_Input material_:
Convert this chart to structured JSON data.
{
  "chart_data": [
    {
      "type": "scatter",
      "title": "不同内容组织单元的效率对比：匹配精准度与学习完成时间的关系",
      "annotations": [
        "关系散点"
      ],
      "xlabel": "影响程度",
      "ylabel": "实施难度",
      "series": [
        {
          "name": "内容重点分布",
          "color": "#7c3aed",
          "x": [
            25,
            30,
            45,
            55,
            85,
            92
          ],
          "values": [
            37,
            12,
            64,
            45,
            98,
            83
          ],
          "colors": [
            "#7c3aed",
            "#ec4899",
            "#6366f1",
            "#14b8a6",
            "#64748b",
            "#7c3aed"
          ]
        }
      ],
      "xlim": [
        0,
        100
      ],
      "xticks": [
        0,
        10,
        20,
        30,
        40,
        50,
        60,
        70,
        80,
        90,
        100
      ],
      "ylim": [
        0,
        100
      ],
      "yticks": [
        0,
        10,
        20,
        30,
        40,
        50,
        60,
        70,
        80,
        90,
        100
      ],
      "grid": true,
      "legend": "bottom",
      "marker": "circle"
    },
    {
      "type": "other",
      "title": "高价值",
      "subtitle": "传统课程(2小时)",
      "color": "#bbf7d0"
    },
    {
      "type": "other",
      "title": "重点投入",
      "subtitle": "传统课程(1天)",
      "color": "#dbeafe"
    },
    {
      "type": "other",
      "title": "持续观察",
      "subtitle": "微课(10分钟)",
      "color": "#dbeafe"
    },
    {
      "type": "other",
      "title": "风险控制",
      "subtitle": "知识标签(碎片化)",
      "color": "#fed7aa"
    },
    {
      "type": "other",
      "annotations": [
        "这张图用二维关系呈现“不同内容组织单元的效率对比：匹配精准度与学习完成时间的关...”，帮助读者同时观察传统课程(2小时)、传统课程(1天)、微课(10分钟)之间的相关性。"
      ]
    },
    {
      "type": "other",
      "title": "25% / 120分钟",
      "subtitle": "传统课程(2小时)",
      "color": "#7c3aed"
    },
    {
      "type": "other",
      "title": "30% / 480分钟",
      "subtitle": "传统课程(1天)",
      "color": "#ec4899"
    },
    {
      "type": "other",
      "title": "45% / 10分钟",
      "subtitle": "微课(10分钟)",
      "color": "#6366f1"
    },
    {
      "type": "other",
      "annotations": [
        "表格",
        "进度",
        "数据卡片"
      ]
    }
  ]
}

_Written request_: Would you copy out each line exactly as written?

_Reply to the task_:
Convert this chart to structured JSON data.
{
  "chart_data": [
    {
      "type": "scatter",
      "title": "不同内容组织单元的效率对比：匹配精准度与学习完成时间的关系",
      "annotations": [
        "关系散点"
      ],
      "xlabel": "影响程度",
      "ylabel": "实施难度",
      "series": [
        {
          "name": "内容重点分布",
          "color": "#7c3aed",
          "x": [
            25,
            30,
            45,
            55,
            85,
            92
          ],
          "values": [
            37,
            12,
            64,
            45,
            98,
            83
          ],
          "colors": [
            "#7c3aed",
            "#ec4899",
            "#6366f1",
            "#14b8a6",
            "#64748b",
            "#7c3aed"
          ]
        }
      ],
      "xlim": [
        0,
        100
      ],
      "xticks": [
        0,
        10,
        20,
        30,
        40,
        50,
        60,
        70,
        80,
        90,
        100
      ],
      "ylim": [
        0,
        100
      ],
      "yticks": [
        0,
        10,
        20,
        30,
        40,
        50,
        60,
        70,
        80,
        90,
        100
      ],
      "grid": true,
      "legend": "bottom",
      "marker": "circle"
    },
    {
      "type": "other",
      "title": "高价值",
      "subtitle": "传统课程(2小时)",
      "color": "#bbf7d0"
    },
    {
      "type": "other",
      "title": "重点投入",
      "subtitle": "传统课程(1天)",
      "color": "#dbeafe"
    },
    {
      "type": "other",
      "title": "持续观察",
      "subtitle": "微课(10分钟)",
      "color": "#dbeafe"
    },
    {
      "type": "other",
      "title": "风险控制",
      "subtitle": "知识标签(碎片化)",
      "color": "#fed7aa"
    },
    {
      "type": "other",
      "annotations": [
        "这张图用二维关系呈现“不同内容组织单元的效率对比：匹配精准度与学习完成时间的关...”，帮助读者同时观察传统课程(2小时)、传统课程(1天)、微课(10分钟)之间的相关性。"
      ]
    },
    {
      "type": "other",
      "title": "25% / 120分钟",
      "subtitle": "传统课程(2小时)",
      "color": "#7c3aed"
    },
    {
      "type": "other",
      "title": "30% / 480分钟",
      "subtitle": "传统课程(1天)",
      "color": "#ec4899"
    },
    {
      "type": "other",
      "title": "45% / 10分钟",
      "subtitle": "微课(10分钟)",
      "color": "#6366f1"
    },
    {
      "type": "other",
      "annotations": [
        "表格",
        "进度",
        "数据卡片"
      ]
    }
  ]
}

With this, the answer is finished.